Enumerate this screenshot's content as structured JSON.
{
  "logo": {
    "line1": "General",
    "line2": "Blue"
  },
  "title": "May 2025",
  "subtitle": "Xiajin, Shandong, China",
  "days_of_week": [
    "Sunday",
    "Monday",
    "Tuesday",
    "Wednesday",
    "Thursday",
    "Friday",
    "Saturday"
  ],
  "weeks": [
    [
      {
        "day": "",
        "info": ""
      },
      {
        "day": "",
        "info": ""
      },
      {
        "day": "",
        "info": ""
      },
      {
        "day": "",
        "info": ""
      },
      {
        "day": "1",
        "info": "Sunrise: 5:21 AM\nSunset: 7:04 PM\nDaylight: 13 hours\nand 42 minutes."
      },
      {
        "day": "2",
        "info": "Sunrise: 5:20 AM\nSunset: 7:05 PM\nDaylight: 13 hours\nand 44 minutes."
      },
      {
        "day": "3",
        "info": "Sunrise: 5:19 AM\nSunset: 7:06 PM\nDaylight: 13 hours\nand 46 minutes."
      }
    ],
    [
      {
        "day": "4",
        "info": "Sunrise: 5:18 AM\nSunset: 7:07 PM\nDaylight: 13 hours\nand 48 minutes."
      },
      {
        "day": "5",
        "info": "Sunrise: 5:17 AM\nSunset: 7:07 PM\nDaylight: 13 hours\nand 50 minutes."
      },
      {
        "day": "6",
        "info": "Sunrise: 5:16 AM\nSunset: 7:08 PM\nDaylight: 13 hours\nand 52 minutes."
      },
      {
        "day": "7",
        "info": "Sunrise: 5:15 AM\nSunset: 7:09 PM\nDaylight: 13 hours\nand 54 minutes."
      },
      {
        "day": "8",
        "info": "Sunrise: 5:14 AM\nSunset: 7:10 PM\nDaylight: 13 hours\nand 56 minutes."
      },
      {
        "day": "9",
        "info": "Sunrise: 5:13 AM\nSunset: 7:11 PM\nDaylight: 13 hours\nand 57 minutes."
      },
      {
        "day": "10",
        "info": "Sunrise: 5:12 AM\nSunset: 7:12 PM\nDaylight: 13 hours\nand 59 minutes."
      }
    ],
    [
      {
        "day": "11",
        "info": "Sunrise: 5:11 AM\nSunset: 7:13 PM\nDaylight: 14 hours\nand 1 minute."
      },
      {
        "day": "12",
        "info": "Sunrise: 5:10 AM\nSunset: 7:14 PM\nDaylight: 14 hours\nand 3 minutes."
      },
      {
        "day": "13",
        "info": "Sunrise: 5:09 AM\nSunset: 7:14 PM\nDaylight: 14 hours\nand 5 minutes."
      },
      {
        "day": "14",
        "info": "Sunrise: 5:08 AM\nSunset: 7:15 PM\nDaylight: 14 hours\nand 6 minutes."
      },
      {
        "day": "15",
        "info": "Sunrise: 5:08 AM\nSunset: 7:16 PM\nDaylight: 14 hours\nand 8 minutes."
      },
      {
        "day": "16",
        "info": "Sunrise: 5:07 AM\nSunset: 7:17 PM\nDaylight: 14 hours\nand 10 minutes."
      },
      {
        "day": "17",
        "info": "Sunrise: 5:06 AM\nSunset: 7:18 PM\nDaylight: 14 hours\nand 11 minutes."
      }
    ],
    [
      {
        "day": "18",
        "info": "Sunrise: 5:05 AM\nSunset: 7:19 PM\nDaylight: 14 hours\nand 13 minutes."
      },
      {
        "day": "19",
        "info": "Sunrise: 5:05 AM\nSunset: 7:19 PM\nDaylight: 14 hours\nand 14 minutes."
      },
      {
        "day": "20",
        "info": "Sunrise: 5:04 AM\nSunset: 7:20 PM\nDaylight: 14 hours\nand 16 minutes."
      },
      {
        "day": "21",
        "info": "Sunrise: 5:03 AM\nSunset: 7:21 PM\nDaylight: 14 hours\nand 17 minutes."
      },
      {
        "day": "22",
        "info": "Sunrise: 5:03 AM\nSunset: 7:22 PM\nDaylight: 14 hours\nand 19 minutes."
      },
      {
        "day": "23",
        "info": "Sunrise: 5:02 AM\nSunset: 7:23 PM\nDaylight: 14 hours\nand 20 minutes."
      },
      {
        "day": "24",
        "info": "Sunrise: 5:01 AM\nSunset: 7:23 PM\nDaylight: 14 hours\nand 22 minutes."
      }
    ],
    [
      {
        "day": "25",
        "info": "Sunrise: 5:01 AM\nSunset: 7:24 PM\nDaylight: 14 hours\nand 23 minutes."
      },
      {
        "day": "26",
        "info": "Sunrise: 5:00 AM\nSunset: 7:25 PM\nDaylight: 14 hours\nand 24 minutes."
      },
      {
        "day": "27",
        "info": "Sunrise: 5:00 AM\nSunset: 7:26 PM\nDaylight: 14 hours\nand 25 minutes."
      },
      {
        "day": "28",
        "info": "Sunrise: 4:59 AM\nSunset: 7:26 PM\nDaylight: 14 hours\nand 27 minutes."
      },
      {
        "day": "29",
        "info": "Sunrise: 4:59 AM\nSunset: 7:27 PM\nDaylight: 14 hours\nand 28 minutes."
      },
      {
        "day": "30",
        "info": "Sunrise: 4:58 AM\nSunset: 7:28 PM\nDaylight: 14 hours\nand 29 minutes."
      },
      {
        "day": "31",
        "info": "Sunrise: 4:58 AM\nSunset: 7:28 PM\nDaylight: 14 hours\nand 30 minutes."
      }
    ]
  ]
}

==================================================

→ **Requirements**
Retype the whole listing above exactly.

→ **Finished answer**
Enumerate this screenshot's content as structured JSON.
{
  "logo": {
    "line1": "General",
    "line2": "Blue"
  },
  "title": "May 2025",
  "subtitle": "Xiajin, Shandong, China",
  "days_of_week": [
    "Sunday",
    "Monday",
    "Tuesday",
    "Wednesday",
    "Thursday",
    "Friday",
    "Saturday"
  ],
  "weeks": [
    [
      {
        "day": "",
        "info": ""
      },
      {
        "day": "",
        "info": ""
      },
      {
        "day": "",
        "info": ""
      },
      {
        "day": "",
        "info": ""
      },
      {
        "day": "1",
        "info": "Sunrise: 5:21 AM\nSunset: 7:04 PM\nDaylight: 13 hours\nand 42 minutes."
      },
      {
        "day": "2",
        "info": "Sunrise: 5:20 AM\nSunset: 7:05 PM\nDaylight: 13 hours\nand 44 minutes."
      },
      {
        "day": "3",
        "info": "Sunrise: 5:19 AM\nSunset: 7:06 PM\nDaylight: 13 hours\nand 46 minutes."
      }
    ],
    [
      {
        "day": "4",
        "info": "Sunrise: 5:18 AM\nSunset: 7:07 PM\nDaylight: 13 hours\nand 48 minutes."
      },
      {
        "day": "5",
        "info": "Sunrise: 5:17 AM\nSunset: 7:07 PM\nDaylight: 13 hours\nand 50 minutes."
      },
      {
        "day": "6",
        "info": "Sunrise: 5:16 AM\nSunset: 7:08 PM\nDaylight: 13 hours\nand 52 minutes."
      },
      {
        "day": "7",
        "info": "Sunrise: 5:15 AM\nSunset: 7:09 PM\nDaylight: 13 hours\nand 54 minutes."
      },
      {
        "day": "8",
        "info": "Sunrise: 5:14 AM\nSunset: 7:10 PM\nDaylight: 13 hours\nand 56 minutes."
      },
      {
        "day": "9",
        "info": "Sunrise: 5:13 AM\nSunset: 7:11 PM\nDaylight: 13 hours\nand 57 minutes."
      },
      {
        "day": "10",
        "info": "Sunrise: 5:12 AM\nSunset: 7:12 PM\nDaylight: 13 hours\nand 59 minutes."
      }
    ],
    [
      {
        "day": "11",
        "info": "Sunrise: 5:11 AM\nSunset: 7:13 PM\nDaylight: 14 hours\nand 1 minute."
      },
      {
        "day": "12",
        "info": "Sunrise: 5:10 AM\nSunset: 7:14 PM\nDaylight: 14 hours\nand 3 minutes."
      },
      {
        "day": "13",
        "info": "Sunrise: 5:09 AM\nSunset: 7:14 PM\nDaylight: 14 hours\nand 5 minutes."
      },
      {
        "day": "14",
        "info": "Sunrise: 5:08 AM\nSunset: 7:15 PM\nDaylight: 14 hours\nand 6 minutes."
      },
      {
        "day": "15",
        "info": "Sunrise: 5:08 AM\nSunset: 7:16 PM\nDaylight: 14 hours\nand 8 minutes."
      },
      {
        "day": "16",
        "info": "Sunrise: 5:07 AM\nSunset: 7:17 PM\nDaylight: 14 hours\nand 10 minutes."
      },
      {
        "day": "17",
        "info": "Sunrise: 5:06 AM\nSunset: 7:18 PM\nDaylight: 14 hours\nand 11 minutes."
      }
    ],
    [
      {
        "day": "18",
        "info": "Sunrise: 5:05 AM\nSunset: 7:19 PM\nDaylight: 14 hours\nand 13 minutes."
      },
      {
        "day": "19",
        "info": "Sunrise: 5:05 AM\nSunset: 7:19 PM\nDaylight: 14 hours\nand 14 minutes."
      },
      {
        "day": "20",
        "info": "Sunrise: 5:04 AM\nSunset: 7:20 PM\nDaylight: 14 hours\nand 16 minutes."
      },
      {
        "day": "21",
        "info": "Sunrise: 5:03 AM\nSunset: 7:21 PM\nDaylight: 14 hours\nand 17 minutes."
      },
      {
        "day": "22",
        "info": "Sunrise: 5:03 AM\nSunset: 7:22 PM\nDaylight: 14 hours\nand 19 minutes."
      },
      {
        "day": "23",
        "info": "Sunrise: 5:02 AM\nSunset: 7:23 PM\nDaylight: 14 hours\nand 20 minutes."
      },
      {
        "day": "24",
        "info": "Sunrise: 5:01 AM\nSunset: 7:23 PM\nDaylight: 14 hours\nand 22 minutes."
      }
    ],
    [
      {
        "day": "25",
        "info": "Sunrise: 5:01 AM\nSunset: 7:24 PM\nDaylight: 14 hours\nand 23 minutes."
      },
      {
        "day": "26",
        "info": "Sunrise: 5:00 AM\nSunset: 7:25 PM\nDaylight: 14 hours\nand 24 minutes."
      },
      {
        "day": "27",
        "info": "Sunrise: 5:00 AM\nSunset: 7:26 PM\nDaylight: 14 hours\nand 25 minutes."
      },
      {
        "day": "28",
        "info": "Sunrise: 4:59 AM\nSunset: 7:26 PM\nDaylight: 14 hours\nand 27 minutes."
      },
      {
        "day": "29",
        "info": "Sunrise: 4:59 AM\nSunset: 7:27 PM\nDaylight: 14 hours\nand 28 minutes."
      },
      {
        "day": "30",
        "info": "Sunrise: 4:58 AM\nSunset: 7:28 PM\nDaylight: 14 hours\nand 29 minutes."
      },
      {
        "day": "31",
        "info": "Sunrise: 4:58 AM\nSunset: 7:28 PM\nDaylight: 14 hours\nand 30 minutes."
      }
    ]
  ]
}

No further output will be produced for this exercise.